**SHORT TASK:** What follows is a block of records; reproduce all of it verbatim.
━━ PROVIDED ENTRIES ━━
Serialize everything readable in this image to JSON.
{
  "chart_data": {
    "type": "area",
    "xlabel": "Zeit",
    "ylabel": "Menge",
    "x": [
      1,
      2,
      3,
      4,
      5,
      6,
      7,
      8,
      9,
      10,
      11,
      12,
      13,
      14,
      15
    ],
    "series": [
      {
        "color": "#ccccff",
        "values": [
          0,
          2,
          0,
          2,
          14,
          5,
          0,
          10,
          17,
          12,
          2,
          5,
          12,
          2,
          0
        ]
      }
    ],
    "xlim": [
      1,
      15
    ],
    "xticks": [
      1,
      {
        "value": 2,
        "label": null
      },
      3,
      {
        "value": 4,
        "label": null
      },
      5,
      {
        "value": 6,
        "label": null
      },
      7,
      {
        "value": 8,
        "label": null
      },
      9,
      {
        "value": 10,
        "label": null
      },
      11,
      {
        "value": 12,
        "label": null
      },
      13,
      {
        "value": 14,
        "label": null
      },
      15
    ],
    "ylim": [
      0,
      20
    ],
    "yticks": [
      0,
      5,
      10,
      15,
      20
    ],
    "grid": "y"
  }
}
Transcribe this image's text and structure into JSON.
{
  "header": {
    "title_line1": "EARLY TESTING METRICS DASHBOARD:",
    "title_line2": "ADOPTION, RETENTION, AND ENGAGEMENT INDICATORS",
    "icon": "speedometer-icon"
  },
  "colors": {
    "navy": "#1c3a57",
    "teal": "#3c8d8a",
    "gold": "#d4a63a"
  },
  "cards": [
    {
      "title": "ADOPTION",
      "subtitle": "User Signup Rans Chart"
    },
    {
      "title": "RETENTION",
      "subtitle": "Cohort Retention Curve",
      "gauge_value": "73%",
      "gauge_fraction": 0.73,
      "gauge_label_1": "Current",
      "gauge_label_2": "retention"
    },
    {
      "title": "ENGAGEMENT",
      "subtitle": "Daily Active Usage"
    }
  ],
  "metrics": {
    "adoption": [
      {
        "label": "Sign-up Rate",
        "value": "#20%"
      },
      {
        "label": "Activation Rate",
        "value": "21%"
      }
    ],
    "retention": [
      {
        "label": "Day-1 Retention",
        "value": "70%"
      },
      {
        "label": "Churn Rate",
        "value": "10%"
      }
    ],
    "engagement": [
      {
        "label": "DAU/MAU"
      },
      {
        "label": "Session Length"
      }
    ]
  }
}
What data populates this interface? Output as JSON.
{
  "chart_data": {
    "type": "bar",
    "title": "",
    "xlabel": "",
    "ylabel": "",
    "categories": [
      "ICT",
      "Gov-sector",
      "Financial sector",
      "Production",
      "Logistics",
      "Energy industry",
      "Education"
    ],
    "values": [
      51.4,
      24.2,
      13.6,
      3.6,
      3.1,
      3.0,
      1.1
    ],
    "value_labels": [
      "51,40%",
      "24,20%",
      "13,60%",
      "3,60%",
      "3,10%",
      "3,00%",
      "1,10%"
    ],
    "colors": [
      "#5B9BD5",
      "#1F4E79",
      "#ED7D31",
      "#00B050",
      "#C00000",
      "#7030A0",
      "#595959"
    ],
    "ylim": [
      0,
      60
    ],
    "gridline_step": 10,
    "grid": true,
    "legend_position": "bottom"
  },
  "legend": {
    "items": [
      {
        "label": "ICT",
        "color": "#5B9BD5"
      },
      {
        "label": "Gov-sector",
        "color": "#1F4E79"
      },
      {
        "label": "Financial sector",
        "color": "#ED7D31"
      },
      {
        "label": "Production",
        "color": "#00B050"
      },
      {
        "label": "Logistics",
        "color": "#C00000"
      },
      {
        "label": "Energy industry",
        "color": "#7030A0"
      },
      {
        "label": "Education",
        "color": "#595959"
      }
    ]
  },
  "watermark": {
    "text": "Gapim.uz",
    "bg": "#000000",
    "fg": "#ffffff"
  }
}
━━━
**RESULT:**
Serialize everything readable in this image to JSON.
{
  "chart_data": {
    "type": "area",
    "xlabel": "Zeit",
    "ylabel": "Menge",
    "x": [
      1,
      2,
      3,
      4,
      5,
      6,
      7,
      8,
      9,
      10,
      11,
      12,
      13,
      14,
      15
    ],
    "series": [
      {
        "color": "#ccccff",
        "values": [
          0,
          2,
          0,
          2,
          14,
          5,
          0,
          10,
          17,
          12,
          2,
          5,
          12,
          2,
          0
        ]
      }
    ],
    "xlim": [
      1,
      15
    ],
    "xticks": [
      1,
      {
        "value": 2,
        "label": null
      },
      3,
      {
        "value": 4,
        "label": null
      },
      5,
      {
        "value": 6,
        "label": null
      },
      7,
      {
        "value": 8,
        "label": null
      },
      9,
      {
        "value": 10,
        "label": null
      },
      11,
      {
        "value": 12,
        "label": null
      },
      13,
      {
        "value": 14,
        "label": null
      },
      15
    ],
    "ylim": [
      0,
      20
    ],
    "yticks": [
      0,
      5,
      10,
      15,
      20
    ],
    "grid": "y"
  }
}
Transcribe this image's text and structure into JSON.
{
  "header": {
    "title_line1": "EARLY TESTING METRICS DASHBOARD:",
    "title_line2": "ADOPTION, RETENTION, AND ENGAGEMENT INDICATORS",
    "icon": "speedometer-icon"
  },
  "colors": {
    "navy": "#1c3a57",
    "teal": "#3c8d8a",
    "gold": "#d4a63a"
  },
  "cards": [
    {
      "title": "ADOPTION",
      "subtitle": "User Signup Rans Chart"
    },
    {
      "title": "RETENTION",
      "subtitle": "Cohort Retention Curve",
      "gauge_value": "73%",
      "gauge_fraction": 0.73,
      "gauge_label_1": "Current",
      "gauge_label_2": "retention"
    },
    {
      "title": "ENGAGEMENT",
      "subtitle": "Daily Active Usage"
    }
  ],
  "metrics": {
    "adoption": [
      {
        "label": "Sign-up Rate",
        "value": "#20%"
      },
      {
        "label": "Activation Rate",
        "value": "21%"
      }
    ],
    "retention": [
      {
        "label": "Day-1 Retention",
        "value": "70%"
      },
      {
        "label": "Churn Rate",
        "value": "10%"
      }
    ],
    "engagement": [
      {
        "label": "DAU/MAU"
      },
      {
        "label": "Session Length"
      }
    ]
  }
}
What data populates this interface? Output as JSON.
{
  "chart_data": {
    "type": "bar",
    "title": "",
    "xlabel": "",
    "ylabel": "",
    "categories": [
      "ICT",
      "Gov-sector",
      "Financial sector",
      "Production",
      "Logistics",
      "Energy industry",
      "Education"
    ],
    "values": [
      51.4,
      24.2,
      13.6,
      3.6,
      3.1,
      3.0,
      1.1
    ],
    "value_labels": [
      "51,40%",
      "24,20%",
      "13,60%",
      "3,60%",
      "3,10%",
      "3,00%",
      "1,10%"
    ],
    "colors": [
      "#5B9BD5",
      "#1F4E79",
      "#ED7D31",
      "#00B050",
      "#C00000",
      "#7030A0",
      "#595959"
    ],
    "ylim": [
      0,
      60
    ],
    "gridline_step": 10,
    "grid": true,
    "legend_position": "bottom"
  },
  "legend": {
    "items": [
      {
        "label": "ICT",
        "color": "#5B9BD5"
      },
      {
        "label": "Gov-sector",
        "color": "#1F4E79"
      },
      {
        "label": "Financial sector",
        "color": "#ED7D31"
      },
      {
        "label": "Production",
        "color": "#00B050"
      },
      {
        "label": "Logistics",
        "color": "#C00000"
      },
      {
        "label": "Energy industry",
        "color": "#7030A0"
      },
      {
        "label": "Education",
        "color": "#595959"
      }
    ]
  },
  "watermark": {
    "text": "Gapim.uz",
    "bg": "#000000",
    "fg": "#ffffff"
  }
}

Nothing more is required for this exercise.